### Discussion
◇ ◇ ◇
I agree that 'lolita' is a good translation.

I'd also just like to say 'EW' for the profound misogyny of this sentence!


----------



## funnyhat

RuK said:


> Jailbate is* never* used for a woman of any age. It is always a girl under 15. It is absolutely NOT synonymous with chick.
> 
> I suggest "une lolita" but this doesn't give the full idea that the girl is tempting but dangerous, because sleeping with her can get you into prison.


 
One quibble - the age of sexual consent can vary from one place to another, so a 16-year-old might be "jailbait" in some places.


----------



## Reiser

J'écrirais "mineure et allumeuse"… Qu'en pensez-vous?


----------



## Babu27

You could translate "a jailbait" with "un pousse-au-crime".
This word insists on the the strong attractive power of the bait that will make you break the law for it.
Don't know if i'm clear on that point, tell me


----------



## franc 91

cette fille-là c'est une piège à....?


----------



## Babu27

"Cette fille là, c'est un pousse-au-crime" marche très bien


----------



## dratuor

RuK said:


> So you go
> ahead and *get loaded* tonight and
> catch syphilis from whatever
> “skanky” jailbait random hooker
> or whore you can find on the
> street, but I’m going back to
> the hotel.


 
I no it's not the core discution but I never came across this expression 'get loaded' - or at least not with this meaning- is it a mistake [get laid] or does this expression exist?
◇ ◇ ◇
### Items fournis
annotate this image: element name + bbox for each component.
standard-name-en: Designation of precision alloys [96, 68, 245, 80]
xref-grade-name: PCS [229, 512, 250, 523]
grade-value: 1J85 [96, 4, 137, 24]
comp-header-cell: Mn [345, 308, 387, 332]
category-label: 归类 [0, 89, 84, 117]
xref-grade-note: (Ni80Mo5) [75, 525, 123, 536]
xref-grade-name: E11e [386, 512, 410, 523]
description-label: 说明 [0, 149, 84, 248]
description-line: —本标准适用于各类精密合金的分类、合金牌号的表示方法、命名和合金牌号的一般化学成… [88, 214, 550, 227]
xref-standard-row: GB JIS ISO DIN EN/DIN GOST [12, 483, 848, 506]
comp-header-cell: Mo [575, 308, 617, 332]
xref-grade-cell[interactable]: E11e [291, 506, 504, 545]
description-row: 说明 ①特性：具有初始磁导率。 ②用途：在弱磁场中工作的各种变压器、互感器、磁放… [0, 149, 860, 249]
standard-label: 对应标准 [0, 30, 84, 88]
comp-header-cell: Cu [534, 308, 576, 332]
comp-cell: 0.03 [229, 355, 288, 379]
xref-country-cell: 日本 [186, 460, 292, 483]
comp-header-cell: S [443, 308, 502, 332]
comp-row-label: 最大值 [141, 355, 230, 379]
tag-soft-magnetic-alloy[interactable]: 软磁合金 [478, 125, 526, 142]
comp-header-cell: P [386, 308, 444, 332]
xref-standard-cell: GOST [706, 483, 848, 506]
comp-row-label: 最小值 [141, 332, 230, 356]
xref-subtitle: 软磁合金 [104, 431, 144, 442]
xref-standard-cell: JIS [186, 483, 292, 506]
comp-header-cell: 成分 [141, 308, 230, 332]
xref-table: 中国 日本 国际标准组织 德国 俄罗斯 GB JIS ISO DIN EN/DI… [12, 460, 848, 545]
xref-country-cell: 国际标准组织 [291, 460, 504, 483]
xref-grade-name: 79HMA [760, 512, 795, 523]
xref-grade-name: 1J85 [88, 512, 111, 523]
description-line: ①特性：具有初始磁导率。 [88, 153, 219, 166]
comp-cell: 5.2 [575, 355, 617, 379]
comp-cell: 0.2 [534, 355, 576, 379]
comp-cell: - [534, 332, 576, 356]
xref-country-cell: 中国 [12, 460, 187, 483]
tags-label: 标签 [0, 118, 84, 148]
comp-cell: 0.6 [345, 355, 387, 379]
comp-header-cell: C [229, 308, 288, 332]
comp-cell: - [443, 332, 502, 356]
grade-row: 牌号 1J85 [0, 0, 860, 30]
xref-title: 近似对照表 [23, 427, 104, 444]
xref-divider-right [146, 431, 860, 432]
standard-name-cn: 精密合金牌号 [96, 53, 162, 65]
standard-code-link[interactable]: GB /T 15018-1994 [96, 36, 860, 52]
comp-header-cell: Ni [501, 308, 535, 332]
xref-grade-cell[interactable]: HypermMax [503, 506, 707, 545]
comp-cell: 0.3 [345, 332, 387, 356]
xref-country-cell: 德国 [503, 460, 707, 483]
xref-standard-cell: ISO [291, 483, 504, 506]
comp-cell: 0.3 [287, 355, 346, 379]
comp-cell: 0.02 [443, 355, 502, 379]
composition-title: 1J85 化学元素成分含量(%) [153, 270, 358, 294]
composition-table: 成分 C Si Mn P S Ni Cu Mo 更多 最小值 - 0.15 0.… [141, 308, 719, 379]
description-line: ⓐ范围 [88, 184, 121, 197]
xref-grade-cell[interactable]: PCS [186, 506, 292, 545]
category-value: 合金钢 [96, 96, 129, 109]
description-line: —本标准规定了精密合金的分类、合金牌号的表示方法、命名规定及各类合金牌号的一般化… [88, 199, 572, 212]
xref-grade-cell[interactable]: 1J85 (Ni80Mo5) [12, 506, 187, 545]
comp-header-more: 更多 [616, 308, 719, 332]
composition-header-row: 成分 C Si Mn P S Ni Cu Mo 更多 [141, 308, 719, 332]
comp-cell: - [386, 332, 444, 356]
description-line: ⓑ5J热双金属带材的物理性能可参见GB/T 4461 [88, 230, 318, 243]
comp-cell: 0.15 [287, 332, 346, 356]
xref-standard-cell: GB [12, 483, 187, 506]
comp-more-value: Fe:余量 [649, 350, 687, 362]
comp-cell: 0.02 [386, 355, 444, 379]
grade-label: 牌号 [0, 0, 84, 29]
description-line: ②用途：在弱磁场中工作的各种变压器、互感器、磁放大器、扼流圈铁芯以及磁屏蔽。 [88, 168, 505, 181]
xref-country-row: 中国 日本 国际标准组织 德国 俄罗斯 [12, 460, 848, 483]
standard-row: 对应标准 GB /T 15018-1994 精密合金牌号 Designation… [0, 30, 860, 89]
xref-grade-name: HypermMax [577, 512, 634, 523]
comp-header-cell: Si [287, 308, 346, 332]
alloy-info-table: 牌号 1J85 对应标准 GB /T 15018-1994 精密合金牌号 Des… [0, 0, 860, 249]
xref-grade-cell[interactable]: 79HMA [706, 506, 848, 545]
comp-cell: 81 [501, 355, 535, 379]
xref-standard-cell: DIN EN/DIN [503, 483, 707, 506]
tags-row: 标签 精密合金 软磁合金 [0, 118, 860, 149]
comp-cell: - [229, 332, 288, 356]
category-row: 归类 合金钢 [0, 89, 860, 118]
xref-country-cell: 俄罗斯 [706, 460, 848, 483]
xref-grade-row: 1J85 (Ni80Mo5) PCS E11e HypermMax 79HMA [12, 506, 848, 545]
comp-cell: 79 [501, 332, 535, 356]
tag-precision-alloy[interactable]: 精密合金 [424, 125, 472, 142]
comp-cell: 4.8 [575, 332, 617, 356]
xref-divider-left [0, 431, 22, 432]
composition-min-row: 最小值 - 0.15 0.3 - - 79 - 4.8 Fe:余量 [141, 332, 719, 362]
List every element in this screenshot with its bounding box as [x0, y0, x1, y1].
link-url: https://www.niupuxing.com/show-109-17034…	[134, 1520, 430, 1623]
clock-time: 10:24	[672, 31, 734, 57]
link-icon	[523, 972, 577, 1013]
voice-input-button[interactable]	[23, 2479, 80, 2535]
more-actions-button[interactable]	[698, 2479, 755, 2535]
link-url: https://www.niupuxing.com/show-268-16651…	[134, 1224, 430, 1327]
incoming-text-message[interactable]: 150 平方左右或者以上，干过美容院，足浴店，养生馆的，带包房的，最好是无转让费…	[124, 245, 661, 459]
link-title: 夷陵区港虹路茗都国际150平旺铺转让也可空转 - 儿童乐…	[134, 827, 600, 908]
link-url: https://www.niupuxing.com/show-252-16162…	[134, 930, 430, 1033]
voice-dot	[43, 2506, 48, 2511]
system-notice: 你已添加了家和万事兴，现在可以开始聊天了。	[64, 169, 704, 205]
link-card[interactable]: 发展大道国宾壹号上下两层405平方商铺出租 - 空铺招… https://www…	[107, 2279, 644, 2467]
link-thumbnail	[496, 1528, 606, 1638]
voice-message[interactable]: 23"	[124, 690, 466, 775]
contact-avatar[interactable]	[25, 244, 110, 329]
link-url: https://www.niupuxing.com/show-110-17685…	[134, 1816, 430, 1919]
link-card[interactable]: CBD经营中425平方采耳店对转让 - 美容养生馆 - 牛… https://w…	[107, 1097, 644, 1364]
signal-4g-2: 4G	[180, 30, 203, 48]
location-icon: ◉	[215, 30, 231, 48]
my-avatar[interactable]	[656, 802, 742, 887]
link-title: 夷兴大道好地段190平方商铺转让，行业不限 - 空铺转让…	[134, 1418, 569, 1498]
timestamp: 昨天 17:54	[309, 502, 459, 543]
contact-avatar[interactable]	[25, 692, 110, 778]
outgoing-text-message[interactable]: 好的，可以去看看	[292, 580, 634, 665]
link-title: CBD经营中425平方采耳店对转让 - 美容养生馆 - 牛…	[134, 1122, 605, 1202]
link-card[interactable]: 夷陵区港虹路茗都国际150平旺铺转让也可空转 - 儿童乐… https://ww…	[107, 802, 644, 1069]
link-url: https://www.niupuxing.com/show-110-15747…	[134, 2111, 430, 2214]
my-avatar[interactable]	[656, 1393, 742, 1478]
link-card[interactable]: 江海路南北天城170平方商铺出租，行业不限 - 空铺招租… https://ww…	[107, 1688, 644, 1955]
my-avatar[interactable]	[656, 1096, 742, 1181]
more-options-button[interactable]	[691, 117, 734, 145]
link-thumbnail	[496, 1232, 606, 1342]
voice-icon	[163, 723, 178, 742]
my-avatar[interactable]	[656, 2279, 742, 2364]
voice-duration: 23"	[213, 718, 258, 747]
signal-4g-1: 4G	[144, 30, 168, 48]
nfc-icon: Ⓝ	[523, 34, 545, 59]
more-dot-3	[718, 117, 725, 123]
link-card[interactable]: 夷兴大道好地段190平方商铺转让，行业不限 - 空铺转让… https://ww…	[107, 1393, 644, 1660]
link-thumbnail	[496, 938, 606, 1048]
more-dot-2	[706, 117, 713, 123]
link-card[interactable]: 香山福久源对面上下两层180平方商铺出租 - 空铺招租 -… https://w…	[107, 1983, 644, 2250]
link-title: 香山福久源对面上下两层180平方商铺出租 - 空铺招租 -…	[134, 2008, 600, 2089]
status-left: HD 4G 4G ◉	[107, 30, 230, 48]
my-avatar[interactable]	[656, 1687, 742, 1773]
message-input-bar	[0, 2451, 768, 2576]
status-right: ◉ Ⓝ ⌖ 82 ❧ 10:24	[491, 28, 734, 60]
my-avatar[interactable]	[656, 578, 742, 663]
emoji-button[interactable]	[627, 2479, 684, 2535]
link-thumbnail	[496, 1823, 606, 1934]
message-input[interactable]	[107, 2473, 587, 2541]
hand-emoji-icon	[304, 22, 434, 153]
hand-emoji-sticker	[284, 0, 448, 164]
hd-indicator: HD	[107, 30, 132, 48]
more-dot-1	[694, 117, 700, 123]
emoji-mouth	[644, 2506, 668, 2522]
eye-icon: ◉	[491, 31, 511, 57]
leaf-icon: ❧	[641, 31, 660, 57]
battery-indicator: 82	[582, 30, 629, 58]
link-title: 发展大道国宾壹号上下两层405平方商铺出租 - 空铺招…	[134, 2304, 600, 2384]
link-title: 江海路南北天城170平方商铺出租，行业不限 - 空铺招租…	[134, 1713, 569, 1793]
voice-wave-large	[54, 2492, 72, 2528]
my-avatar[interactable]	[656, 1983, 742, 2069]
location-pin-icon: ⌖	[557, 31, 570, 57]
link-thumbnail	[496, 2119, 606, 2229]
◇ ◇ ◇
### Travail à faire
A - Traduisez en français cette phrase de la discussion sur la traduction de « jailbait » : « One quibble - the age of sexual consent can vary from one place to another, so a 16-year-old might be "jailbait" in some places. »
B - Poursuivez la discussion sur la traduction de « jailbait » en écrivant ce qui vient après son dernier message.
Les items fournis ne sont d'aucune utilité ici.

### Liste des réponses
A - Petite réserve : l'âge de la majorité sexuelle peut varier d'un endroit à l'autre, si bien qu'une personne de 16 ans pourrait être « jailbait » dans certains endroits.

B -
----------



## Babu27

It could exist, even in french we have the same expression: être chargé = être saoul


----------



## KaRiNe_Fr

Salut,

Je cherchais comment traduire jailbait en français quand je suis tombée sur ce fil.
C'est à propos de la chanson du générique du dernier Stephen Frears (_Tamara Drewe_) : « Jailbait Jodie ».
Il me venait un truc du genre : Jodie, la fille pour laquelle on ferait bien un détournement de mineur... ou bien : la mineure qu'on aimerait bien détourner ! ou encore : la mineure qu'on détournerait bien !
Mais ça fait long !


----------



## Reliure

" la mineure qu'on *corromprait* bien ", ça te fait qq pieds de moins... et quelques années de plus, aussi


----------



## KaRiNe_Fr

Merci Reliure. 
_Corruption _de mineure marche aussi, et c'est plus orienté délit sexuel que le _détournement _de mineure (qui lui, n'est pas forcément sexuel, même s'il reste un délit)...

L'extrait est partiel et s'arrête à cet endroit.